== DATASET EXTRACT

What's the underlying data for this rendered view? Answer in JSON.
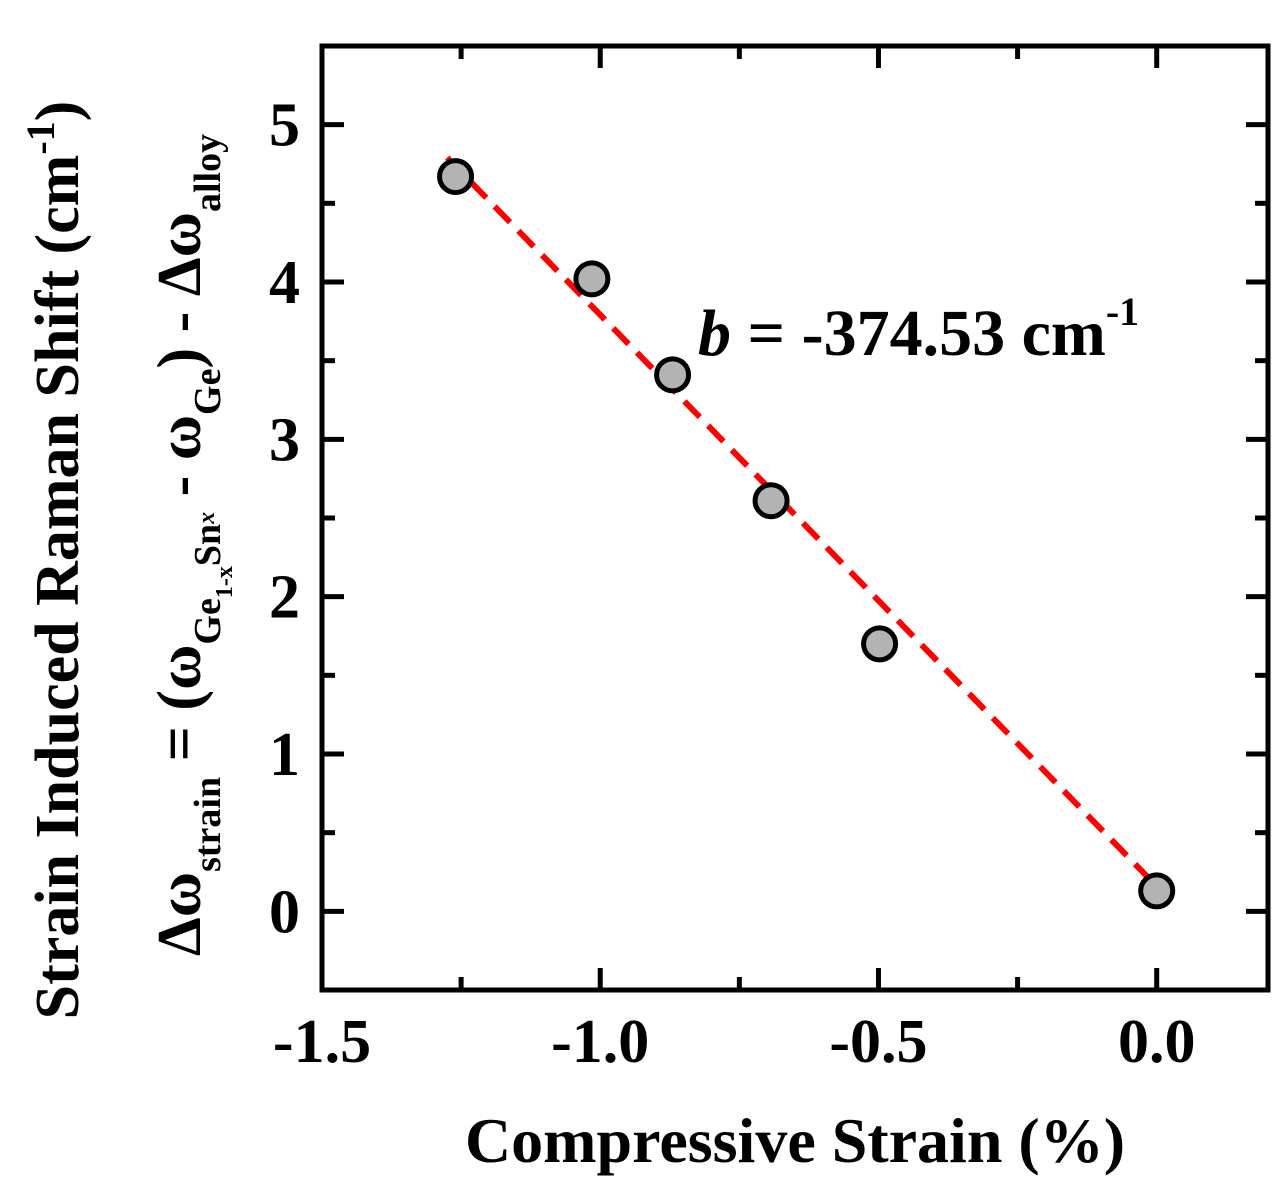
{
  "chart_data": {
    "type": "scatter",
    "xlabel": "Compressive Strain (%)",
    "ylabel_line1": {
      "main": "Strain Induced Raman Shift (cm",
      "sup": "-1",
      "end": ")"
    },
    "ylabel_line2": {
      "delta_omega": "Δω",
      "sub_strain": "strain",
      "eq_open": " = (ω",
      "sub_ge": "Ge",
      "sub_1x": "1-x",
      "sub_sn": "Sn",
      "sub_x": "x",
      "minus_omega": " - ω",
      "sub_ge2": "Ge",
      "close_minus": ") - Δω",
      "sub_alloy": "alloy"
    },
    "xlim": [
      -1.5,
      0.2
    ],
    "ylim": [
      -0.5,
      5.5
    ],
    "xticks": [
      -1.5,
      -1.0,
      -0.5,
      0.0
    ],
    "xtick_labels": [
      "-1.5",
      "-1.0",
      "-0.5",
      "0.0"
    ],
    "yticks": [
      0,
      1,
      2,
      3,
      4,
      5
    ],
    "ytick_labels": [
      "0",
      "1",
      "2",
      "3",
      "4",
      "5"
    ],
    "grid": false,
    "points": {
      "x": [
        -1.26,
        -1.015,
        -0.87,
        -0.693,
        -0.498,
        0.0
      ],
      "y": [
        4.67,
        4.02,
        3.41,
        2.61,
        1.7,
        0.13
      ],
      "fill": "#b3b3b3",
      "edge": "#000000"
    },
    "fit_line": {
      "x": [
        -1.275,
        -0.014
      ],
      "y": [
        4.79,
        0.21
      ],
      "color": "#ff0000",
      "style": "dashed"
    },
    "annotation": {
      "italic": "b",
      "text": " = -374.53 cm",
      "sup": "-1"
    }
  }
}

====

**WHAT TO DO:** Repeat the material exactly as it reads, without any of its pictures.

**WRITTEN RESPONSE:**
What's the underlying data for this rendered view? Answer in JSON.
{
  "chart_data": {
    "type": "scatter",
    "xlabel": "Compressive Strain (%)",
    "ylabel_line1": {
      "main": "Strain Induced Raman Shift (cm",
      "sup": "-1",
      "end": ")"
    },
    "ylabel_line2": {
      "delta_omega": "Δω",
      "sub_strain": "strain",
      "eq_open": " = (ω",
      "sub_ge": "Ge",
      "sub_1x": "1-x",
      "sub_sn": "Sn",
      "sub_x": "x",
      "minus_omega": " - ω",
      "sub_ge2": "Ge",
      "close_minus": ") - Δω",
      "sub_alloy": "alloy"
    },
    "xlim": [
      -1.5,
      0.2
    ],
    "ylim": [
      -0.5,
      5.5
    ],
    "xticks": [
      -1.5,
      -1.0,
      -0.5,
      0.0
    ],
    "xtick_labels": [
      "-1.5",
      "-1.0",
      "-0.5",
      "0.0"
    ],
    "yticks": [
      0,
      1,
      2,
      3,
      4,
      5
    ],
    "ytick_labels": [
      "0",
      "1",
      "2",
      "3",
      "4",
      "5"
    ],
    "grid": false,
    "points": {
      "x": [
        -1.26,
        -1.015,
        -0.87,
        -0.693,
        -0.498,
        0.0
      ],
      "y": [
        4.67,
        4.02,
        3.41,
        2.61,
        1.7,
        0.13
      ],
      "fill": "#b3b3b3",
      "edge": "#000000"
    },
    "fit_line": {
      "x": [
        -1.275,
        -0.014
      ],
      "y": [
        4.79,
        0.21
      ],
      "color": "#ff0000",
      "style": "dashed"
    },
    "annotation": {
      "italic": "b",
      "text": " = -374.53 cm",
      "sup": "-1"
    }
  }
}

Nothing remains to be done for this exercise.